▸ Task objective: From the listing that follows, extract every line and set it down unaltered.

Some records:
## Start
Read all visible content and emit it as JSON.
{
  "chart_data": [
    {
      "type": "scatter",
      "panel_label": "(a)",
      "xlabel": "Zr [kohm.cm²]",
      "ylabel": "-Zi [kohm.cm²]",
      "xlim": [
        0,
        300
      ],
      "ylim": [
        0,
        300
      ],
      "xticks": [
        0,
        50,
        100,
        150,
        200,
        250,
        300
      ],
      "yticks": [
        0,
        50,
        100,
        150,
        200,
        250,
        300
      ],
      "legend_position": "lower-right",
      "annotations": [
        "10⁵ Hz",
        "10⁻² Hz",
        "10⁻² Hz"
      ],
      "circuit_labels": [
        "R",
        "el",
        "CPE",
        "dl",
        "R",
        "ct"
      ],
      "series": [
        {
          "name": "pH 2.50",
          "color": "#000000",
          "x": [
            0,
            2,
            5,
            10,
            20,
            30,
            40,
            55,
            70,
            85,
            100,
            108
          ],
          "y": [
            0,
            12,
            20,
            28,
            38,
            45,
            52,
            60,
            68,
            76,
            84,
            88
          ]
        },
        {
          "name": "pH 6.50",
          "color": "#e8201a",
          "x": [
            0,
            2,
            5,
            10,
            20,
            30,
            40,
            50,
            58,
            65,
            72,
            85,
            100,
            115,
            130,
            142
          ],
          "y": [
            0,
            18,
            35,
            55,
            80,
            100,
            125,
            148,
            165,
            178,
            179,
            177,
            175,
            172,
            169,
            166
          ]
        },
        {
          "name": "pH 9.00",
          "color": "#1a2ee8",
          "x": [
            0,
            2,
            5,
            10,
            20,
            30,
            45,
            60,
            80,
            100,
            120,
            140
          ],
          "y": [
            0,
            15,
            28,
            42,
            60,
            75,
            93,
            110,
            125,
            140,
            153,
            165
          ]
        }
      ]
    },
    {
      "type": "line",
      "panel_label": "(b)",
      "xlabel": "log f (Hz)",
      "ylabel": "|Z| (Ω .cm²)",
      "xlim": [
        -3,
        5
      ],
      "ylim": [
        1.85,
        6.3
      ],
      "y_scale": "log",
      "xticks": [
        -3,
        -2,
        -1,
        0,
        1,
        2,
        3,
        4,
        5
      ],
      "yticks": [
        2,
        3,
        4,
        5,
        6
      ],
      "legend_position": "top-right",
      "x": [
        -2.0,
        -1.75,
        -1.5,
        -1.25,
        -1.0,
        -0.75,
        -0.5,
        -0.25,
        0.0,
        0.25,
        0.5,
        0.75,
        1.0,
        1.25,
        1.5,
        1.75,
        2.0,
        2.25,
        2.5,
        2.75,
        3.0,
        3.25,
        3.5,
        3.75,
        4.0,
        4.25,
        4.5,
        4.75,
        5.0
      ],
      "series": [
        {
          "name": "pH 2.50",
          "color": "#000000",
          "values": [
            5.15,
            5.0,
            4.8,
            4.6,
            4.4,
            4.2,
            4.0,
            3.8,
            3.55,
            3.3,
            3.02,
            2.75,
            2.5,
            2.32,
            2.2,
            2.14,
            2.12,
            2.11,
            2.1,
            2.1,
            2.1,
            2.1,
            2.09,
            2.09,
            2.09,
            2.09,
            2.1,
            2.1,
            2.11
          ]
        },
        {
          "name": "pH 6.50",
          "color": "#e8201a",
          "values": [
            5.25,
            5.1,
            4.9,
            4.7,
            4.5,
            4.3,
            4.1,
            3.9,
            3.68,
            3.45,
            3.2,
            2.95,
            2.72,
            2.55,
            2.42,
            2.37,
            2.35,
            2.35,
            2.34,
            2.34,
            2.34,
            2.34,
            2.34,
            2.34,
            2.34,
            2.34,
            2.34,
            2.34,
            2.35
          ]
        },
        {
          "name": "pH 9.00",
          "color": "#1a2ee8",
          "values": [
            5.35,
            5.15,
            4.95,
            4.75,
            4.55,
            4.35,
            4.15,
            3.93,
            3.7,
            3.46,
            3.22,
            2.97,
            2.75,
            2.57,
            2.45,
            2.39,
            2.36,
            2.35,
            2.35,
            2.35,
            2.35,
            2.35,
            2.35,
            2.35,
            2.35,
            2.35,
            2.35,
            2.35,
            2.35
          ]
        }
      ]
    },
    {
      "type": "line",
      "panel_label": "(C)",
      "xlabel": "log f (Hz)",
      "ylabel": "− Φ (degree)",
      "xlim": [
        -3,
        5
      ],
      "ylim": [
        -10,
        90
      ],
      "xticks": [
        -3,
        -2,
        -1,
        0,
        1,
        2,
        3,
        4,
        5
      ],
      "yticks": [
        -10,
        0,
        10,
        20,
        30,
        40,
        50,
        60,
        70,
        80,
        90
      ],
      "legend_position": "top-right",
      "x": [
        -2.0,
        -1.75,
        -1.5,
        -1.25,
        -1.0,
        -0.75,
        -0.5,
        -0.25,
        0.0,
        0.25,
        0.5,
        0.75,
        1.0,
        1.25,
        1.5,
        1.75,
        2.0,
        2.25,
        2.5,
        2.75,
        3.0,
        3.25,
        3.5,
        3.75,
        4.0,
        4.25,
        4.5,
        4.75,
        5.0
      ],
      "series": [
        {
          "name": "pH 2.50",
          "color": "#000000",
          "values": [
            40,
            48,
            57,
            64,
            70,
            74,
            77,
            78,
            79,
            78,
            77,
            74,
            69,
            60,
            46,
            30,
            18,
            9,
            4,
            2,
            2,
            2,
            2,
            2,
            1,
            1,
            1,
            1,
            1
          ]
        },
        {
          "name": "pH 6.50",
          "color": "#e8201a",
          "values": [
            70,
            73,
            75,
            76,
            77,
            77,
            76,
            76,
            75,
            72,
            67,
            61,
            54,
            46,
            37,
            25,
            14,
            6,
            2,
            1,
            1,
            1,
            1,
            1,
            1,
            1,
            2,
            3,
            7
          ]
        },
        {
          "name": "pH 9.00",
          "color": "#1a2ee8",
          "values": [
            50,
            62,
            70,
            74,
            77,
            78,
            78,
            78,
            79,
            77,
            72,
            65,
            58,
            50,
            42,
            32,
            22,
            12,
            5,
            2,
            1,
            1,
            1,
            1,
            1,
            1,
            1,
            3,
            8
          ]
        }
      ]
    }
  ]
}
## End
▸ Correct response:
Read all visible content and emit it as JSON.
{
  "chart_data": [
    {
      "type": "scatter",
      "panel_label": "(a)",
      "xlabel": "Zr [kohm.cm²]",
      "ylabel": "-Zi [kohm.cm²]",
      "xlim": [
        0,
        300
      ],
      "ylim": [
        0,
        300
      ],
      "xticks": [
        0,
        50,
        100,
        150,
        200,
        250,
        300
      ],
      "yticks": [
        0,
        50,
        100,
        150,
        200,
        250,
        300
      ],
      "legend_position": "lower-right",
      "annotations": [
        "10⁵ Hz",
        "10⁻² Hz",
        "10⁻² Hz"
      ],
      "circuit_labels": [
        "R",
        "el",
        "CPE",
        "dl",
        "R",
        "ct"
      ],
      "series": [
        {
          "name": "pH 2.50",
          "color": "#000000",
          "x": [
            0,
            2,
            5,
            10,
            20,
            30,
            40,
            55,
            70,
            85,
            100,
            108
          ],
          "y": [
            0,
            12,
            20,
            28,
            38,
            45,
            52,
            60,
            68,
            76,
            84,
            88
          ]
        },
        {
          "name": "pH 6.50",
          "color": "#e8201a",
          "x": [
            0,
            2,
            5,
            10,
            20,
            30,
            40,
            50,
            58,
            65,
            72,
            85,
            100,
            115,
            130,
            142
          ],
          "y": [
            0,
            18,
            35,
            55,
            80,
            100,
            125,
            148,
            165,
            178,
            179,
            177,
            175,
            172,
            169,
            166
          ]
        },
        {
          "name": "pH 9.00",
          "color": "#1a2ee8",
          "x": [
            0,
            2,
            5,
            10,
            20,
            30,
            45,
            60,
            80,
            100,
            120,
            140
          ],
          "y": [
            0,
            15,
            28,
            42,
            60,
            75,
            93,
            110,
            125,
            140,
            153,
            165
          ]
        }
      ]
    },
    {
      "type": "line",
      "panel_label": "(b)",
      "xlabel": "log f (Hz)",
      "ylabel": "|Z| (Ω .cm²)",
      "xlim": [
        -3,
        5
      ],
      "ylim": [
        1.85,
        6.3
      ],
      "y_scale": "log",
      "xticks": [
        -3,
        -2,
        -1,
        0,
        1,
        2,
        3,
        4,
        5
      ],
      "yticks": [
        2,
        3,
        4,
        5,
        6
      ],
      "legend_position": "top-right",
      "x": [
        -2.0,
        -1.75,
        -1.5,
        -1.25,
        -1.0,
        -0.75,
        -0.5,
        -0.25,
        0.0,
        0.25,
        0.5,
        0.75,
        1.0,
        1.25,
        1.5,
        1.75,
        2.0,
        2.25,
        2.5,
        2.75,
        3.0,
        3.25,
        3.5,
        3.75,
        4.0,
        4.25,
        4.5,
        4.75,
        5.0
      ],
      "series": [
        {
          "name": "pH 2.50",
          "color": "#000000",
          "values": [
            5.15,
            5.0,
            4.8,
            4.6,
            4.4,
            4.2,
            4.0,
            3.8,
            3.55,
            3.3,
            3.02,
            2.75,
            2.5,
            2.32,
            2.2,
            2.14,
            2.12,
            2.11,
            2.1,
            2.1,
            2.1,
            2.1,
            2.09,
            2.09,
            2.09,
            2.09,
            2.1,
            2.1,
            2.11
          ]
        },
        {
          "name": "pH 6.50",
          "color": "#e8201a",
          "values": [
            5.25,
            5.1,
            4.9,
            4.7,
            4.5,
            4.3,
            4.1,
            3.9,
            3.68,
            3.45,
            3.2,
            2.95,
            2.72,
            2.55,
            2.42,
            2.37,
            2.35,
            2.35,
            2.34,
            2.34,
            2.34,
            2.34,
            2.34,
            2.34,
            2.34,
            2.34,
            2.34,
            2.34,
            2.35
          ]
        },
        {
          "name": "pH 9.00",
          "color": "#1a2ee8",
          "values": [
            5.35,
            5.15,
            4.95,
            4.75,
            4.55,
            4.35,
            4.15,
            3.93,
            3.7,
            3.46,
            3.22,
            2.97,
            2.75,
            2.57,
            2.45,
            2.39,
            2.36,
            2.35,
            2.35,
            2.35,
            2.35,
            2.35,
            2.35,
            2.35,
            2.35,
            2.35,
            2.35,
            2.35,
            2.35
          ]
        }
      ]
    },
    {
      "type": "line",
      "panel_label": "(C)",
      "xlabel": "log f (Hz)",
      "ylabel": "− Φ (degree)",
      "xlim": [
        -3,
        5
      ],
      "ylim": [
        -10,
        90
      ],
      "xticks": [
        -3,
        -2,
        -1,
        0,
        1,
        2,
        3,
        4,
        5
      ],
      "yticks": [
        -10,
        0,
        10,
        20,
        30,
        40,
        50,
        60,
        70,
        80,
        90
      ],
      "legend_position": "top-right",
      "x": [
        -2.0,
        -1.75,
        -1.5,
        -1.25,
        -1.0,
        -0.75,
        -0.5,
        -0.25,
        0.0,
        0.25,
        0.5,
        0.75,
        1.0,
        1.25,
        1.5,
        1.75,
        2.0,
        2.25,
        2.5,
        2.75,
        3.0,
        3.25,
        3.5,
        3.75,
        4.0,
        4.25,
        4.5,
        4.75,
        5.0
      ],
      "series": [
        {
          "name": "pH 2.50",
          "color": "#000000",
          "values": [
            40,
            48,
            57,
            64,
            70,
            74,
            77,
            78,
            79,
            78,
            77,
            74,
            69,
            60,
            46,
            30,
            18,
            9,
            4,
            2,
            2,
            2,
            2,
            2,
            1,
            1,
            1,
            1,
            1
          ]
        },
        {
          "name": "pH 6.50",
          "color": "#e8201a",
          "values": [
            70,
            73,
            75,
            76,
            77,
            77,
            76,
            76,
            75,
            72,
            67,
            61,
            54,
            46,
            37,
            25,
            14,
            6,
            2,
            1,
            1,
            1,
            1,
            1,
            1,
            1,
            2,
            3,
            7
          ]
        },
        {
          "name": "pH 9.00",
          "color": "#1a2ee8",
          "values": [
            50,
            62,
            70,
            74,
            77,
            78,
            78,
            78,
            79,
            77,
            72,
            65,
            58,
            50,
            42,
            32,
            22,
            12,
            5,
            2,
            1,
            1,
            1,
            1,
            1,
            1,
            1,
            3,
            8
          ]
        }
      ]
    }
  ]
}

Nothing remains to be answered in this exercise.